[Work required]: Only lines with the word "plate" are needed; collect each of them from the listing below.

[Records to use]:

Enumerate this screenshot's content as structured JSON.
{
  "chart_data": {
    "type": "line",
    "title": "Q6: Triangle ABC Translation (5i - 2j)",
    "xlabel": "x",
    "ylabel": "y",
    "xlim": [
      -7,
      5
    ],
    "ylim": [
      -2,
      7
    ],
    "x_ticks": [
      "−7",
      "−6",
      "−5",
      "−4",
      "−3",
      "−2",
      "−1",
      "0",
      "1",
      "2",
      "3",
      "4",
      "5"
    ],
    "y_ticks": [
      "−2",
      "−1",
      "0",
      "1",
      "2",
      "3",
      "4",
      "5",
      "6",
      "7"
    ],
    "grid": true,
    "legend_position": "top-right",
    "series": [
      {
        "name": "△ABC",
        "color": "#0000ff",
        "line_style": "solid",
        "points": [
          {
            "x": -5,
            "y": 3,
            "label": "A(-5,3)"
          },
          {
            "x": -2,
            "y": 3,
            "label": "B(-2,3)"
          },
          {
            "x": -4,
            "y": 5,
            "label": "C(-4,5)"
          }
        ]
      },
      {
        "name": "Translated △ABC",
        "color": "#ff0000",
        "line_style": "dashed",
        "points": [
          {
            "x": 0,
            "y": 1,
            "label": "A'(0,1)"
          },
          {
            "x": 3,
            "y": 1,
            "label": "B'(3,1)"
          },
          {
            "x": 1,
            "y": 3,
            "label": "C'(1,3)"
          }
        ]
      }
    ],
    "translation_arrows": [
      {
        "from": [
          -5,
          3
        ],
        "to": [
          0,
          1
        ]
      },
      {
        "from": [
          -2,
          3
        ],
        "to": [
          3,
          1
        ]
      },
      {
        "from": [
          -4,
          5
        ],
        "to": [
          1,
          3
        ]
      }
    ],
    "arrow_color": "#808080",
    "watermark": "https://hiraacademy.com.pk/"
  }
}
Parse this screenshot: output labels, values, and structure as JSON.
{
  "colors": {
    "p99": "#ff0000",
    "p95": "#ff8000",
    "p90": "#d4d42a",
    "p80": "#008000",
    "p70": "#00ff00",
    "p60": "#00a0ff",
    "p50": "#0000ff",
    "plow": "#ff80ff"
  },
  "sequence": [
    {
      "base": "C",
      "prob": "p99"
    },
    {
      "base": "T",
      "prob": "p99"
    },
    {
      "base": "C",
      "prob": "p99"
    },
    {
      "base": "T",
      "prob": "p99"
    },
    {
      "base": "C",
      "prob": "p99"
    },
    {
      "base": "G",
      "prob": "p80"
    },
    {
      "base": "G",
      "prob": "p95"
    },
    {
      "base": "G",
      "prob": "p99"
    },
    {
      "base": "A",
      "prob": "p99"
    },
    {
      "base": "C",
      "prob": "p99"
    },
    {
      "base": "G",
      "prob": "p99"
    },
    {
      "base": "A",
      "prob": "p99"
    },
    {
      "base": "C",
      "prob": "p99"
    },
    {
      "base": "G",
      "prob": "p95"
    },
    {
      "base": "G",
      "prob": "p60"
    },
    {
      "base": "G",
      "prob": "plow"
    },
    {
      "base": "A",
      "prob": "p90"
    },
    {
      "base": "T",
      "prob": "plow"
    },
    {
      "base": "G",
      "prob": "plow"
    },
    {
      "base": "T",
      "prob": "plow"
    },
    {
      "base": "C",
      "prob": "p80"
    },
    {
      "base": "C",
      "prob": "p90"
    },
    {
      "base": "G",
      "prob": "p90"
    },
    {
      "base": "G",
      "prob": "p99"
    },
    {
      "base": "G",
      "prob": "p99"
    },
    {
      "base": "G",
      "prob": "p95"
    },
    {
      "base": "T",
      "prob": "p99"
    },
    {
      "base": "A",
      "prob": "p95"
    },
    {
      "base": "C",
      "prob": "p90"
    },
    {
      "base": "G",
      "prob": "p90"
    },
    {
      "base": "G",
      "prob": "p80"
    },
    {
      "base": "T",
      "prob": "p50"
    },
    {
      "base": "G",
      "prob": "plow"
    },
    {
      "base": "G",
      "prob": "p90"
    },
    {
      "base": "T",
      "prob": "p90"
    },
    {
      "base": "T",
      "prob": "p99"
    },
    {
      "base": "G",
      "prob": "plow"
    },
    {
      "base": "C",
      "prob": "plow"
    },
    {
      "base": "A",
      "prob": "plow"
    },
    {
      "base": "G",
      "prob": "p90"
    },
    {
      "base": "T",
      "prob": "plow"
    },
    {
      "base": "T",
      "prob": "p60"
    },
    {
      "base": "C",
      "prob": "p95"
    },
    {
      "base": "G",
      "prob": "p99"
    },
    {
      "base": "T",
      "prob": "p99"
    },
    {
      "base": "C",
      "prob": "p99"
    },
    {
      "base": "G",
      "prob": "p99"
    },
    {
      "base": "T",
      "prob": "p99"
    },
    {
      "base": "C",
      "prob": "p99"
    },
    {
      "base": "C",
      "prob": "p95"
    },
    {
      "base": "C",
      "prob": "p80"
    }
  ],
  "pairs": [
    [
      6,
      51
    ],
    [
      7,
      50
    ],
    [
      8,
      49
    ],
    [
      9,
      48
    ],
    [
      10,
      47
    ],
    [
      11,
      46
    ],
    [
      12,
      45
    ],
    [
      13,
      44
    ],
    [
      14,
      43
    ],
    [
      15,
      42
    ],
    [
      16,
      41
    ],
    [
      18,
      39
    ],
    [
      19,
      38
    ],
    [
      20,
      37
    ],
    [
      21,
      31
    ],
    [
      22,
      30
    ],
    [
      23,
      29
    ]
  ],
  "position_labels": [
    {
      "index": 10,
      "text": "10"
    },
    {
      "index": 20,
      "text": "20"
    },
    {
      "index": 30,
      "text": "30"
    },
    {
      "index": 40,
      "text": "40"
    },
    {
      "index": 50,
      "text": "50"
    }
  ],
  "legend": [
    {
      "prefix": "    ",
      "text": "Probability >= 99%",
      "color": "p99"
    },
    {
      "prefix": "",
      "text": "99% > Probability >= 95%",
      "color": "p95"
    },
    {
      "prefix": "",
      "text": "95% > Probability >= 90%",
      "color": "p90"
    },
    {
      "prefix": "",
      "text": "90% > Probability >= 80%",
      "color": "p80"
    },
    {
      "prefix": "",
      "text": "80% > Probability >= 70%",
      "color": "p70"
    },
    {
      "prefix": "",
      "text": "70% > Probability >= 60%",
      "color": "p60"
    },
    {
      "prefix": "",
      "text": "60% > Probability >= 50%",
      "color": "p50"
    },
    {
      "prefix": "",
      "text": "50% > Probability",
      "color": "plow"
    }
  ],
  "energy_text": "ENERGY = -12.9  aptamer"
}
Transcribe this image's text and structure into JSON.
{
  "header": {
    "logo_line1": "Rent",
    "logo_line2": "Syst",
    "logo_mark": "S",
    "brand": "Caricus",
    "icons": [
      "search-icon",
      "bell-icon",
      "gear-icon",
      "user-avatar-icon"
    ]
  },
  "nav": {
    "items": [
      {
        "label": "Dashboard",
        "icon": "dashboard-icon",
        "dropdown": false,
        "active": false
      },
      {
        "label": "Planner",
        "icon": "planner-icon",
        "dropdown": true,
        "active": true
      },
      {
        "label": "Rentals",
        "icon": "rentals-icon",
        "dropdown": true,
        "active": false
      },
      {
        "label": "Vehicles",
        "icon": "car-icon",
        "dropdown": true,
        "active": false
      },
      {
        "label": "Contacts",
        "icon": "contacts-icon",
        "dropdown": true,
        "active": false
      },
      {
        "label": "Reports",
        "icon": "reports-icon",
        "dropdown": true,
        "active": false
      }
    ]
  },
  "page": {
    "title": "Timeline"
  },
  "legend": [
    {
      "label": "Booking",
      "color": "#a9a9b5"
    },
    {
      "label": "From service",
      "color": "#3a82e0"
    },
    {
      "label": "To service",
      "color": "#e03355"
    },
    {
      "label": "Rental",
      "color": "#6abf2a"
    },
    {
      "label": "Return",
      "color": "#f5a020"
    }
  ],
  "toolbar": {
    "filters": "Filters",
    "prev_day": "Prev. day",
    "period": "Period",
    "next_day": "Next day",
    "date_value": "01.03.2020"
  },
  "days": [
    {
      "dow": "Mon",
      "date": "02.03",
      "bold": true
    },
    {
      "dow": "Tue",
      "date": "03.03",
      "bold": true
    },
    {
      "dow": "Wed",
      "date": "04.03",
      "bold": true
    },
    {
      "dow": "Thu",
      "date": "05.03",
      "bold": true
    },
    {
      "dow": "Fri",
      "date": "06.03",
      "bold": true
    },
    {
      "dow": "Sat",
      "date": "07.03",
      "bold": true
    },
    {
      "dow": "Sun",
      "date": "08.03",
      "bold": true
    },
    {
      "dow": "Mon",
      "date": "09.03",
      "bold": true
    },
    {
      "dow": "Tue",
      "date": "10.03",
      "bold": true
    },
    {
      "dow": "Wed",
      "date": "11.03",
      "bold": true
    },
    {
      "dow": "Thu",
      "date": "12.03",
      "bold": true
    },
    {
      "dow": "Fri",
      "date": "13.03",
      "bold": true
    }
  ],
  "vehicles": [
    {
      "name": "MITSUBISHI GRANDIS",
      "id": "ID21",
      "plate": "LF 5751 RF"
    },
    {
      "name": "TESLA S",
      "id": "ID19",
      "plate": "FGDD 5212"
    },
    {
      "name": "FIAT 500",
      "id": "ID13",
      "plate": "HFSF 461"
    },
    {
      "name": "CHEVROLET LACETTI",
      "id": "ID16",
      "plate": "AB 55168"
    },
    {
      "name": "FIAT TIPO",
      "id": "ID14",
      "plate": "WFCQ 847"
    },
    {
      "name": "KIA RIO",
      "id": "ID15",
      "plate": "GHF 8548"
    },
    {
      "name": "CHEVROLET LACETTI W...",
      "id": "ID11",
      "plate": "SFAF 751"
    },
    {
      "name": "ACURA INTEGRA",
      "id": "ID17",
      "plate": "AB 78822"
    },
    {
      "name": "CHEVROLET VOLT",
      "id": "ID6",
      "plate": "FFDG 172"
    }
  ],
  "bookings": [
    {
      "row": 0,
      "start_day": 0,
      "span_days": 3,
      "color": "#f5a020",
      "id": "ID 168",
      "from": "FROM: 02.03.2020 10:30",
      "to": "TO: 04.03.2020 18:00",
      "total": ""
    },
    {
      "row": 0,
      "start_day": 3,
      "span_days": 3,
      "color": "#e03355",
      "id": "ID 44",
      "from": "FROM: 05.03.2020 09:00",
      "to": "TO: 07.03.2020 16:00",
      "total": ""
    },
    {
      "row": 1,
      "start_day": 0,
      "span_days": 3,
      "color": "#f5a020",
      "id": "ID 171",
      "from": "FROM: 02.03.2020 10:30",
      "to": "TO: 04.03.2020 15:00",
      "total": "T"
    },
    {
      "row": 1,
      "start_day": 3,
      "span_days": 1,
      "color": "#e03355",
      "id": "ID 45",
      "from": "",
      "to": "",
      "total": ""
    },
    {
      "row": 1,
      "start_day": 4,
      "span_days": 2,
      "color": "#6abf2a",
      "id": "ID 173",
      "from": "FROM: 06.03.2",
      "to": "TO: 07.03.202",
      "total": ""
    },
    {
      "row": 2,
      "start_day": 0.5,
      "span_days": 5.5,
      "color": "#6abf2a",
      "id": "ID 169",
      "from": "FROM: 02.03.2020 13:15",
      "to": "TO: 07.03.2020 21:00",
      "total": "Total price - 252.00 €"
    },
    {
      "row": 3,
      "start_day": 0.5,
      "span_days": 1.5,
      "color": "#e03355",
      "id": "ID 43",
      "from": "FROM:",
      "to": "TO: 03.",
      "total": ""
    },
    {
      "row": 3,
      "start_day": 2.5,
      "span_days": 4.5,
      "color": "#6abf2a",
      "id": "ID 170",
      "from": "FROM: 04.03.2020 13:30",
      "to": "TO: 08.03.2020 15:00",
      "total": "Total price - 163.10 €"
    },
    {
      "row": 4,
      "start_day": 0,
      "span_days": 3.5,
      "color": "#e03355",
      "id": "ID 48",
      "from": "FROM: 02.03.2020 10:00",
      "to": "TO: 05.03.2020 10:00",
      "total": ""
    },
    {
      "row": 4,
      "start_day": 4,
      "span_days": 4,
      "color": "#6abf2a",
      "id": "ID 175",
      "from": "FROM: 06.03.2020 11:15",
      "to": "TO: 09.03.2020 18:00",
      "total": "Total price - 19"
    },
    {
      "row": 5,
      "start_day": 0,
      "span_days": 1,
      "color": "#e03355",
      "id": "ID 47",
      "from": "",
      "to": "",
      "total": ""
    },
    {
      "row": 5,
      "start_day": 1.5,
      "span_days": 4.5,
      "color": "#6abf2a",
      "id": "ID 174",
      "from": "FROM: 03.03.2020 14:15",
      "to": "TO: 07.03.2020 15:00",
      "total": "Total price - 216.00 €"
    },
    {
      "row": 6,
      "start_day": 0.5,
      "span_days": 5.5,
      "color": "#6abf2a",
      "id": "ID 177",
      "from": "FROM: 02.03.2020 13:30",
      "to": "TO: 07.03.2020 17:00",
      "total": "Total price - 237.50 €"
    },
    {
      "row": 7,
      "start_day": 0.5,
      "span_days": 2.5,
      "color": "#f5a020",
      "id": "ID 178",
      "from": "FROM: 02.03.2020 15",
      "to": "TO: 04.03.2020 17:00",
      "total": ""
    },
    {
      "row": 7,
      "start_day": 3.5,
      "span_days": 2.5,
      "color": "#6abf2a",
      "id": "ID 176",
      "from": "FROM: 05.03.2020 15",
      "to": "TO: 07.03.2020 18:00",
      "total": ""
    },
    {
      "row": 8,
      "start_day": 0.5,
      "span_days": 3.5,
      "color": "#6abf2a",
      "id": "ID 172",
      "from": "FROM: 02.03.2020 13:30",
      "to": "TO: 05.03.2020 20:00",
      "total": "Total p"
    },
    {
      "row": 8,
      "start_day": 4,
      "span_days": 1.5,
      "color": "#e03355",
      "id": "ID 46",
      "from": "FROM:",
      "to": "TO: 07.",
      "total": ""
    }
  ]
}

[Answer to the problem]:
      "plate": "LF 5751 RF"
      "plate": "FGDD 5212"
      "plate": "HFSF 461"
      "plate": "AB 55168"
      "plate": "WFCQ 847"
      "plate": "GHF 8548"
      "plate": "SFAF 751"
      "plate": "AB 78822"
      "plate": "FFDG 172"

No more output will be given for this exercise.